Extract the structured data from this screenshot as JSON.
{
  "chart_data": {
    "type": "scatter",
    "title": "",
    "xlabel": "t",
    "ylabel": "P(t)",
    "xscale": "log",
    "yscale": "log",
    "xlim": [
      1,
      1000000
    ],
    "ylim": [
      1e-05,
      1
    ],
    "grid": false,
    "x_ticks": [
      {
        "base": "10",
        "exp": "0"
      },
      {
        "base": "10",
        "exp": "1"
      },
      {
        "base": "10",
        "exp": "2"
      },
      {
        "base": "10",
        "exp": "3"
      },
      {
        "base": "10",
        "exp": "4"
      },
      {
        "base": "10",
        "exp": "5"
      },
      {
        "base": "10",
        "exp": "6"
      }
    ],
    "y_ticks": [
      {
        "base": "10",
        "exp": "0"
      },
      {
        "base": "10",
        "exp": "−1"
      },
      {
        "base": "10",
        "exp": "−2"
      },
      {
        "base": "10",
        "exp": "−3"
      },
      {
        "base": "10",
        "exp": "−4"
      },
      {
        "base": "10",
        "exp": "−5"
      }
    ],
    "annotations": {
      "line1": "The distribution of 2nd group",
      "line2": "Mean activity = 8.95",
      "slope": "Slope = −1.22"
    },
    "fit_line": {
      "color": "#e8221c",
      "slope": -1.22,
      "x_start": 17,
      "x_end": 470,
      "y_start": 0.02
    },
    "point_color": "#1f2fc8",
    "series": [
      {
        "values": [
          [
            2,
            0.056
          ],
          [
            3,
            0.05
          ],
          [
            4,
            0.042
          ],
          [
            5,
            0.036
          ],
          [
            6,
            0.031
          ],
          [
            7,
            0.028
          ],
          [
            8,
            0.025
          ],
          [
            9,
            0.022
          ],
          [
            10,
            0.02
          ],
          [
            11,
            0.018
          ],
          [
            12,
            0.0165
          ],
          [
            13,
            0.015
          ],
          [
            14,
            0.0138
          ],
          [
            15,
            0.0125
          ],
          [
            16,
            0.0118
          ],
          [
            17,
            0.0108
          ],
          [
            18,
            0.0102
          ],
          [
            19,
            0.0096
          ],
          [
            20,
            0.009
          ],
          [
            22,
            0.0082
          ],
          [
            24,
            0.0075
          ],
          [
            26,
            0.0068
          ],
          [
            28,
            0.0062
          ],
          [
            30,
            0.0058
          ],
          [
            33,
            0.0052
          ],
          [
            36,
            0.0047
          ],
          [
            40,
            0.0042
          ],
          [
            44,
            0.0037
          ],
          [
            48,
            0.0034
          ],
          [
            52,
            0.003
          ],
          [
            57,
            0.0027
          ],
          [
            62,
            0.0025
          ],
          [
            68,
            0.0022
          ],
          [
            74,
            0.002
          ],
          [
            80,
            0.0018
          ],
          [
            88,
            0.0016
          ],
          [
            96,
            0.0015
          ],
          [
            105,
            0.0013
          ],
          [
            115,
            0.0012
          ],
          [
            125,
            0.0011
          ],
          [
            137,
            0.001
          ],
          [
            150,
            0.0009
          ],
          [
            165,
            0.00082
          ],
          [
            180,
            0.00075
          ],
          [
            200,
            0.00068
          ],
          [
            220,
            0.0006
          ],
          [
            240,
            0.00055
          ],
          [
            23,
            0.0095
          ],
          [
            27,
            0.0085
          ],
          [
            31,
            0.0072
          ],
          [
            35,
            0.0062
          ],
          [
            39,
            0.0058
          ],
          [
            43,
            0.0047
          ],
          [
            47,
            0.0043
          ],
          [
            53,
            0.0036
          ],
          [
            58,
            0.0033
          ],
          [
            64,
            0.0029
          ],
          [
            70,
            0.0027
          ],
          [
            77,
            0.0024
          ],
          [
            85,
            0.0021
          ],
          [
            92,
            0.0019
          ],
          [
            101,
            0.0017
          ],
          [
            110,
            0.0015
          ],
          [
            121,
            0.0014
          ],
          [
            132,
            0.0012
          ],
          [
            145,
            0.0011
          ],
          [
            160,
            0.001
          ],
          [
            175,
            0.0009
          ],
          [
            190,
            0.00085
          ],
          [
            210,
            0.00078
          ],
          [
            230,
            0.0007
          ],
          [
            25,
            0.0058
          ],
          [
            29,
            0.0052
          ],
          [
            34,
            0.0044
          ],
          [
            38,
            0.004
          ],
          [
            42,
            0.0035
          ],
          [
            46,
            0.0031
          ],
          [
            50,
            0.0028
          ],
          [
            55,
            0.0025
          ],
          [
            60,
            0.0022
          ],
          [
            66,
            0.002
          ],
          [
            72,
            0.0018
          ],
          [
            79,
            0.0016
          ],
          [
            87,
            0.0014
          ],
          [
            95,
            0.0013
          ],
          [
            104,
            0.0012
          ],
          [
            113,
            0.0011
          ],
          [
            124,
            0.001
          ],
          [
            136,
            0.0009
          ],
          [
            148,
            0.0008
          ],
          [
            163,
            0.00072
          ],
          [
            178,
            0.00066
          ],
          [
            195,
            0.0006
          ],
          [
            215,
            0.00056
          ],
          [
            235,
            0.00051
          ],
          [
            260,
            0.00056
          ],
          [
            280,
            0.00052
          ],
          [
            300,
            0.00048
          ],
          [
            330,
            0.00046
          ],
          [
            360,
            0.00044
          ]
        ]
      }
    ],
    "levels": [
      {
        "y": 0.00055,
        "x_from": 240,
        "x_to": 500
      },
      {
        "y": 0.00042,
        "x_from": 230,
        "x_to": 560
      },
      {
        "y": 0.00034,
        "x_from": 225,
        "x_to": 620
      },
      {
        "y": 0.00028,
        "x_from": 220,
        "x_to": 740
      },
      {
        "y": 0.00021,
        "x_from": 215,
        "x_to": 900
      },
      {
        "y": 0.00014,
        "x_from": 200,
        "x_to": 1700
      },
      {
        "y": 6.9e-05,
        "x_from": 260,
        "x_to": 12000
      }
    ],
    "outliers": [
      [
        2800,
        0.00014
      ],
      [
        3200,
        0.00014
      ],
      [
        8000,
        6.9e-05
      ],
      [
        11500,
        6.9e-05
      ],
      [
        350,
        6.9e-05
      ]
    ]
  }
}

* * *

Output all records verbatim.

Extract the structured data from this screenshot as JSON.
{
  "chart_data": {
    "type": "scatter",
    "title": "",
    "xlabel": "t",
    "ylabel": "P(t)",
    "xscale": "log",
    "yscale": "log",
    "xlim": [
      1,
      1000000
    ],
    "ylim": [
      1e-05,
      1
    ],
    "grid": false,
    "x_ticks": [
      {
        "base": "10",
        "exp": "0"
      },
      {
        "base": "10",
        "exp": "1"
      },
      {
        "base": "10",
        "exp": "2"
      },
      {
        "base": "10",
        "exp": "3"
      },
      {
        "base": "10",
        "exp": "4"
      },
      {
        "base": "10",
        "exp": "5"
      },
      {
        "base": "10",
        "exp": "6"
      }
    ],
    "y_ticks": [
      {
        "base": "10",
        "exp": "0"
      },
      {
        "base": "10",
        "exp": "−1"
      },
      {
        "base": "10",
        "exp": "−2"
      },
      {
        "base": "10",
        "exp": "−3"
      },
      {
        "base": "10",
        "exp": "−4"
      },
      {
        "base": "10",
        "exp": "−5"
      }
    ],
    "annotations": {
      "line1": "The distribution of 2nd group",
      "line2": "Mean activity = 8.95",
      "slope": "Slope = −1.22"
    },
    "fit_line": {
      "color": "#e8221c",
      "slope": -1.22,
      "x_start": 17,
      "x_end": 470,
      "y_start": 0.02
    },
    "point_color": "#1f2fc8",
    "series": [
      {
        "values": [
          [
            2,
            0.056
          ],
          [
            3,
            0.05
          ],
          [
            4,
            0.042
          ],
          [
            5,
            0.036
          ],
          [
            6,
            0.031
          ],
          [
            7,
            0.028
          ],
          [
            8,
            0.025
          ],
          [
            9,
            0.022
          ],
          [
            10,
            0.02
          ],
          [
            11,
            0.018
          ],
          [
            12,
            0.0165
          ],
          [
            13,
            0.015
          ],
          [
            14,
            0.0138
          ],
          [
            15,
            0.0125
          ],
          [
            16,
            0.0118
          ],
          [
            17,
            0.0108
          ],
          [
            18,
            0.0102
          ],
          [
            19,
            0.0096
          ],
          [
            20,
            0.009
          ],
          [
            22,
            0.0082
          ],
          [
            24,
            0.0075
          ],
          [
            26,
            0.0068
          ],
          [
            28,
            0.0062
          ],
          [
            30,
            0.0058
          ],
          [
            33,
            0.0052
          ],
          [
            36,
            0.0047
          ],
          [
            40,
            0.0042
          ],
          [
            44,
            0.0037
          ],
          [
            48,
            0.0034
          ],
          [
            52,
            0.003
          ],
          [
            57,
            0.0027
          ],
          [
            62,
            0.0025
          ],
          [
            68,
            0.0022
          ],
          [
            74,
            0.002
          ],
          [
            80,
            0.0018
          ],
          [
            88,
            0.0016
          ],
          [
            96,
            0.0015
          ],
          [
            105,
            0.0013
          ],
          [
            115,
            0.0012
          ],
          [
            125,
            0.0011
          ],
          [
            137,
            0.001
          ],
          [
            150,
            0.0009
          ],
          [
            165,
            0.00082
          ],
          [
            180,
            0.00075
          ],
          [
            200,
            0.00068
          ],
          [
            220,
            0.0006
          ],
          [
            240,
            0.00055
          ],
          [
            23,
            0.0095
          ],
          [
            27,
            0.0085
          ],
          [
            31,
            0.0072
          ],
          [
            35,
            0.0062
          ],
          [
            39,
            0.0058
          ],
          [
            43,
            0.0047
          ],
          [
            47,
            0.0043
          ],
          [
            53,
            0.0036
          ],
          [
            58,
            0.0033
          ],
          [
            64,
            0.0029
          ],
          [
            70,
            0.0027
          ],
          [
            77,
            0.0024
          ],
          [
            85,
            0.0021
          ],
          [
            92,
            0.0019
          ],
          [
            101,
            0.0017
          ],
          [
            110,
            0.0015
          ],
          [
            121,
            0.0014
          ],
          [
            132,
            0.0012
          ],
          [
            145,
            0.0011
          ],
          [
            160,
            0.001
          ],
          [
            175,
            0.0009
          ],
          [
            190,
            0.00085
          ],
          [
            210,
            0.00078
          ],
          [
            230,
            0.0007
          ],
          [
            25,
            0.0058
          ],
          [
            29,
            0.0052
          ],
          [
            34,
            0.0044
          ],
          [
            38,
            0.004
          ],
          [
            42,
            0.0035
          ],
          [
            46,
            0.0031
          ],
          [
            50,
            0.0028
          ],
          [
            55,
            0.0025
          ],
          [
            60,
            0.0022
          ],
          [
            66,
            0.002
          ],
          [
            72,
            0.0018
          ],
          [
            79,
            0.0016
          ],
          [
            87,
            0.0014
          ],
          [
            95,
            0.0013
          ],
          [
            104,
            0.0012
          ],
          [
            113,
            0.0011
          ],
          [
            124,
            0.001
          ],
          [
            136,
            0.0009
          ],
          [
            148,
            0.0008
          ],
          [
            163,
            0.00072
          ],
          [
            178,
            0.00066
          ],
          [
            195,
            0.0006
          ],
          [
            215,
            0.00056
          ],
          [
            235,
            0.00051
          ],
          [
            260,
            0.00056
          ],
          [
            280,
            0.00052
          ],
          [
            300,
            0.00048
          ],
          [
            330,
            0.00046
          ],
          [
            360,
            0.00044
          ]
        ]
      }
    ],
    "levels": [
      {
        "y": 0.00055,
        "x_from": 240,
        "x_to": 500
      },
      {
        "y": 0.00042,
        "x_from": 230,
        "x_to": 560
      },
      {
        "y": 0.00034,
        "x_from": 225,
        "x_to": 620
      },
      {
        "y": 0.00028,
        "x_from": 220,
        "x_to": 740
      },
      {
        "y": 0.00021,
        "x_from": 215,
        "x_to": 900
      },
      {
        "y": 0.00014,
        "x_from": 200,
        "x_to": 1700
      },
      {
        "y": 6.9e-05,
        "x_from": 260,
        "x_to": 12000
      }
    ],
    "outliers": [
      [
        2800,
        0.00014
      ],
      [
        3200,
        0.00014
      ],
      [
        8000,
        6.9e-05
      ],
      [
        11500,
        6.9e-05
      ],
      [
        350,
        6.9e-05
      ]
    ]
  }
}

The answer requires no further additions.